In Section 3.3 we began our analysis with the most impactful issues and solutions. We recommended to avoid creating large arrays in memory and instead create slices on-the-fly as needed within parallel loops (Issue 1). We found that improper use of multiprocessing could lead to excessive duplication of arrays in shared memory that could not be freed by the system, and explained how to properly share an array across processes (Issue 2). Finally, we recommended to write XGBoost models to disk as their training completed to prevent them piling up in active memory (Issue 3). These three issues and solutions accounted for the vast majority of memory improvements we observed and explained the three problematic behaviours pointed out in Section 3.1. Nevertheless, we pick up where we left off and present several additional improvements that further optimize memory usage and runtime while adhering to engineering best-practices.

**Issue 4:** Since worker processes created by Joblib access data saved to shared memory, the main process does not need to occupy memory by holding on to its copy of `X0`, `X1`, and `Z_train`. These costly array objects are merely used as keys for Joblib to identify the arrays in shared memory.
★ ★ ★ ★
■ **Requirements**:
**1.** Answer these questions about the memory optimization text:
(a) In which section did the analysis of the most impactful issues and solutions begin?
(b) What was recommended for XGBoost models once their training completed?
(c) Under Issue 4, what are `X0`, `X1`, and `Z_train` merely used as?
**2.** Carry on the memory optimization text, beginning right after its last sentence.

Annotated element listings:
★ ★ ★ ★
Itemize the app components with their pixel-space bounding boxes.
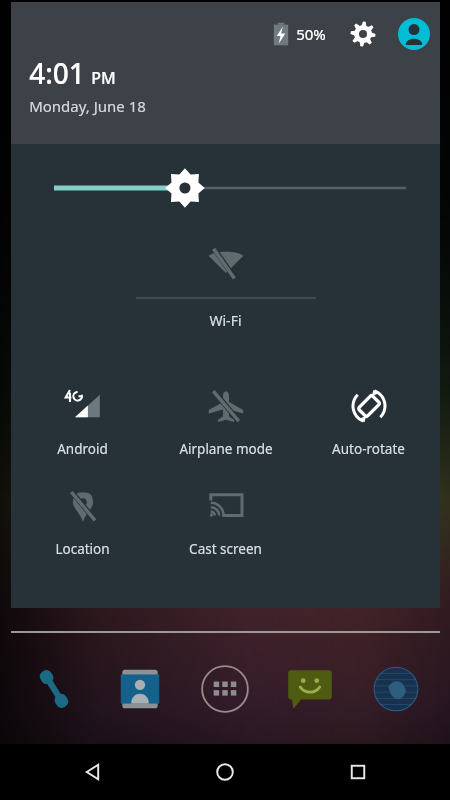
staticText: Wi-Fi [209, 311, 242, 330]
button[interactable]: Android [11, 374, 154, 458]
button[interactable]: Home [185, 744, 265, 800]
staticText: Monday, June 18 [29, 96, 146, 116]
button[interactable]: User profile [398, 18, 430, 50]
button[interactable]: Apps [194, 658, 256, 720]
button[interactable]: Phone [23, 658, 85, 720]
staticText: Auto-rotate [332, 440, 405, 458]
staticText: Airplane mode [179, 440, 273, 458]
staticText: Android [57, 440, 108, 458]
staticText: PM [91, 67, 116, 89]
button[interactable]: Airplane mode [154, 374, 297, 458]
button[interactable]: Wi-Fi [11, 232, 440, 352]
button[interactable]: Contacts [109, 658, 171, 720]
button[interactable]: Cast screen [154, 474, 297, 558]
button[interactable]: Location [11, 474, 154, 558]
button[interactable]: Back [53, 744, 133, 800]
button[interactable]: Auto-rotate [297, 374, 440, 458]
staticText: Location [55, 540, 110, 558]
button[interactable]: Settings [348, 19, 378, 49]
button[interactable]: Brightness [11, 168, 440, 208]
button[interactable]: Messaging [279, 658, 341, 720]
staticText: Cast screen [189, 540, 262, 558]
staticText: 50% [296, 24, 326, 44]
staticText: 4:01 [29, 54, 85, 92]
button[interactable]: Browser [365, 658, 427, 720]
button[interactable]: Recents [318, 744, 398, 800]
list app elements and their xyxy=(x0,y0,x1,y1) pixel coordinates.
★ ★ ★ ★
■ **Expected outputs**:
**1.**
(a) Section 3.3.
(b) They should be written to disk, which keeps them from piling up in active memory.
(c) Keys for Joblib to identify the arrays in shared memory.

**2.**
**Solution 4:** Explicitly save the arrays in shared memory as memory-mapped files, delete them from the main process, and retain only a reference which can be passed to worker processes.

**Benefit 4:** The `X0`, `X1`, and `Z_train` objects can be freed from the main process, amounting to **144 GiB** for the Pions dataset. Technically, we save memory-mapped files on a disk instead of a RAM disk. While a RAM disk occupies RAM space, saving to an actual disk does not, which leaves more available memory during training. Nonetheless, this does not cause slow downs from disk I/O. When a file is saved to a disk, it is first saved to cache memory (part of RAM). When the file is accessed again (potentially by a different process), if it is already in cache, the file in cache is reused. Unlike in-use RAM disk memory, this kind of cache memory can be freed upon memory pressure as it merely serves as cache for a disk.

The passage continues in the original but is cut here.